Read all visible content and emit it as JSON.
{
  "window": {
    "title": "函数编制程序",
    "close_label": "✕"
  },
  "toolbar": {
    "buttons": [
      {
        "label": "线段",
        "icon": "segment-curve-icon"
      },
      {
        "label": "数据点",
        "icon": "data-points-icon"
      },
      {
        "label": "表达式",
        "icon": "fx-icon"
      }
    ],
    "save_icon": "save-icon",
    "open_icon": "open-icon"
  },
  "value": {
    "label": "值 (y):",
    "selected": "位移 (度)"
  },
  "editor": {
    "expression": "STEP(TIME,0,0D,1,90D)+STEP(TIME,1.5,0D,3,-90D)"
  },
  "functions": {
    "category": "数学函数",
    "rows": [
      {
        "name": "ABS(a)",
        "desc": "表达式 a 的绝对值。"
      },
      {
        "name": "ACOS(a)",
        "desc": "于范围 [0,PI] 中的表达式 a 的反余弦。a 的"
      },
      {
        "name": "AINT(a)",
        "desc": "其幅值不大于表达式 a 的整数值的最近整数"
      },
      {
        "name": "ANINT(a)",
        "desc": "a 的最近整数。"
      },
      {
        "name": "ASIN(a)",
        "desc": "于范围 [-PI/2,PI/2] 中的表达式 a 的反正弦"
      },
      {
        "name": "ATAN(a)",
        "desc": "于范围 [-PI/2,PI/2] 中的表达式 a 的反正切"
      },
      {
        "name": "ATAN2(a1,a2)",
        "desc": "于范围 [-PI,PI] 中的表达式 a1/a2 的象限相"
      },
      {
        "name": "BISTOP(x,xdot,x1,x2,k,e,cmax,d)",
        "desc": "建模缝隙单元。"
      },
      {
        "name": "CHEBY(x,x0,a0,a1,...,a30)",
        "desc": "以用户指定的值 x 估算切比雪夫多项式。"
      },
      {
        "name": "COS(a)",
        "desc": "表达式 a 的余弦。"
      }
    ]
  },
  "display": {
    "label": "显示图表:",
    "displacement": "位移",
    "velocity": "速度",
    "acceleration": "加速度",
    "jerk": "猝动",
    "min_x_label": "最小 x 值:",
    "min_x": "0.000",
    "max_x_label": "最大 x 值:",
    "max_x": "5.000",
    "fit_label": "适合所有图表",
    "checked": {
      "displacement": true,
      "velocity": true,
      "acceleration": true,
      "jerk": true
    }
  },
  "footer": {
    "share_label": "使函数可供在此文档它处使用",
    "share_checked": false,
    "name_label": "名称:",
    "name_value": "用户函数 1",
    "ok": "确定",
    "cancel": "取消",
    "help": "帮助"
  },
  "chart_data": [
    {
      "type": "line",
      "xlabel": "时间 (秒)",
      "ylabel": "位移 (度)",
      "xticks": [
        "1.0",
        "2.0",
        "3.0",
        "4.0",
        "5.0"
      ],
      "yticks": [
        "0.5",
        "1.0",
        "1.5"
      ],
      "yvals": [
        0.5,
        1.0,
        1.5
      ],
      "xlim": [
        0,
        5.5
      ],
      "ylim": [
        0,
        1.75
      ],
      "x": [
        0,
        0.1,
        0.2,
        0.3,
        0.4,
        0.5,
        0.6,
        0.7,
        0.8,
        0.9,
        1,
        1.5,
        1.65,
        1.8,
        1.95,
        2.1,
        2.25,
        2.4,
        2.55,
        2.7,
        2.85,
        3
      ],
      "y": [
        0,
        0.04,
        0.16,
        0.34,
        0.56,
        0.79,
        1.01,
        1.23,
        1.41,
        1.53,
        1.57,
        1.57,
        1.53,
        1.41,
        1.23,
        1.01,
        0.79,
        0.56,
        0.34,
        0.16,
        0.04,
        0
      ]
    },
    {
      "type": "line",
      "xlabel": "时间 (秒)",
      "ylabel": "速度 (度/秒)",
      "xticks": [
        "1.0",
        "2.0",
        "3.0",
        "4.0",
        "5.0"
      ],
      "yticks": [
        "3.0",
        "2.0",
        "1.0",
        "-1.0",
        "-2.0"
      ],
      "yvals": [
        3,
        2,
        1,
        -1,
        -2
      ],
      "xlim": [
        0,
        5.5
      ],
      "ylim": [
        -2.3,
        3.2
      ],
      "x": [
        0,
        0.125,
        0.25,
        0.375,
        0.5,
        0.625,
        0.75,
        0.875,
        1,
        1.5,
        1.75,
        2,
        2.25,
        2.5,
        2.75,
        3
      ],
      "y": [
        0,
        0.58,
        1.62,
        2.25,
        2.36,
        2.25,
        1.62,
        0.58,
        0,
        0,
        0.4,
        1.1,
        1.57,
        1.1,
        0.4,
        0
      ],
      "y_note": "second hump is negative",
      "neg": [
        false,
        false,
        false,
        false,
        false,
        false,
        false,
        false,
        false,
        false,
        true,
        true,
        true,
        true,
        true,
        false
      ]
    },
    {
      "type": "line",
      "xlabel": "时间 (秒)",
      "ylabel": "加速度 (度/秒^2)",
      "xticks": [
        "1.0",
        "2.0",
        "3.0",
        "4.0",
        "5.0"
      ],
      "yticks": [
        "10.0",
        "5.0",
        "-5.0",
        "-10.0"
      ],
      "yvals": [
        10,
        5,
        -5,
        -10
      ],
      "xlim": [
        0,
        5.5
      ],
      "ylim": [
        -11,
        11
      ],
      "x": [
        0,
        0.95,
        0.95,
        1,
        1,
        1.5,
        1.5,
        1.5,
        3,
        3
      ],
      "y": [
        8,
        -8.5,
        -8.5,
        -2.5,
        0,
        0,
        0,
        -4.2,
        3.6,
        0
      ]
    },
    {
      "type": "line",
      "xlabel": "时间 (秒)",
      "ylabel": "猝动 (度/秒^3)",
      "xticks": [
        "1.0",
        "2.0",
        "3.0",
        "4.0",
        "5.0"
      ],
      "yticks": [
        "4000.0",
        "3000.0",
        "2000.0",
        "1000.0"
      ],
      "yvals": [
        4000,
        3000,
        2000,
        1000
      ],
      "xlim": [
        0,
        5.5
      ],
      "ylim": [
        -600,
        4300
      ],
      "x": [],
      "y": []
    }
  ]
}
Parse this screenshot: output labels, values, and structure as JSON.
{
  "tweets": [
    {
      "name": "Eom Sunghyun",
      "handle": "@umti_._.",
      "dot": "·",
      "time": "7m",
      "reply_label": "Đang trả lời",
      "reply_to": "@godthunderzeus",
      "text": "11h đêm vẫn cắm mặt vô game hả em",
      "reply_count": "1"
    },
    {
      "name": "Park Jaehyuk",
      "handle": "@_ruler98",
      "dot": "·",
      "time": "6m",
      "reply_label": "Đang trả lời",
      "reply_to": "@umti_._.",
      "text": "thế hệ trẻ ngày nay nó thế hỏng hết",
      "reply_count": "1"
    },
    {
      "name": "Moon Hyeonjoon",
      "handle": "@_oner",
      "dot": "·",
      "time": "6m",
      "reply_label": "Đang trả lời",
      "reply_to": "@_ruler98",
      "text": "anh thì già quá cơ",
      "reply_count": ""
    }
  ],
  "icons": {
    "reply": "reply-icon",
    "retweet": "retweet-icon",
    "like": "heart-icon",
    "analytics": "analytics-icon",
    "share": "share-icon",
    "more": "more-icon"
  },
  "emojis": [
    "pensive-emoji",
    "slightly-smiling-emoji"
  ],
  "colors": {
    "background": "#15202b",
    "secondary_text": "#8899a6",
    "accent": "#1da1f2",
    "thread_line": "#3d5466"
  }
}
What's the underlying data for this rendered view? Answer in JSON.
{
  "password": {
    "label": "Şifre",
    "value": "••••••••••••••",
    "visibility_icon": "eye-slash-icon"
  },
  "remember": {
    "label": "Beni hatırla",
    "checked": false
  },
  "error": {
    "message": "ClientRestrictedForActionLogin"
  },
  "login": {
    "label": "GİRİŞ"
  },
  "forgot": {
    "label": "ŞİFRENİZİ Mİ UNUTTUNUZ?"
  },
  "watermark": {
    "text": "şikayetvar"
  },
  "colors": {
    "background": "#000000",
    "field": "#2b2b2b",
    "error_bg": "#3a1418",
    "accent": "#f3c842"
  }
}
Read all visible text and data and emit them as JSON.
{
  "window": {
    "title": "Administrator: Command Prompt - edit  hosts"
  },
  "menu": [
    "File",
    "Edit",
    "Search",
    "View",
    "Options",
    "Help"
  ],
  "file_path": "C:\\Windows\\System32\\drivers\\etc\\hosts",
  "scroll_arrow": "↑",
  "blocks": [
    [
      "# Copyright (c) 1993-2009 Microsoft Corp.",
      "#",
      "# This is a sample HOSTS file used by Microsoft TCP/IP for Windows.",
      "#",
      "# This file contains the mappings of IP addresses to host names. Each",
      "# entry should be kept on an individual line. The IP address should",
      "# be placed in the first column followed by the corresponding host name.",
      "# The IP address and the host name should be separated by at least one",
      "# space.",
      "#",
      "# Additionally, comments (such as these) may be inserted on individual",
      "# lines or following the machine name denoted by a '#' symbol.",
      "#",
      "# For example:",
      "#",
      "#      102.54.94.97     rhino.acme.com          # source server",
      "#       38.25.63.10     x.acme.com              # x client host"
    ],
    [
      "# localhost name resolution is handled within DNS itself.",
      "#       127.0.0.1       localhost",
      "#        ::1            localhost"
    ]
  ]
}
==*==
Using the records above, copy each line that contains "中的表达式".

        "desc": "于范围 [0,PI] 中的表达式 a 的反余弦。a 的"
        "desc": "于范围 [-PI/2,PI/2] 中的表达式 a 的反正弦"
        "desc": "于范围 [-PI/2,PI/2] 中的表达式 a 的反正切"
        "desc": "于范围 [-PI,PI] 中的表达式 a1/a2 的象限相"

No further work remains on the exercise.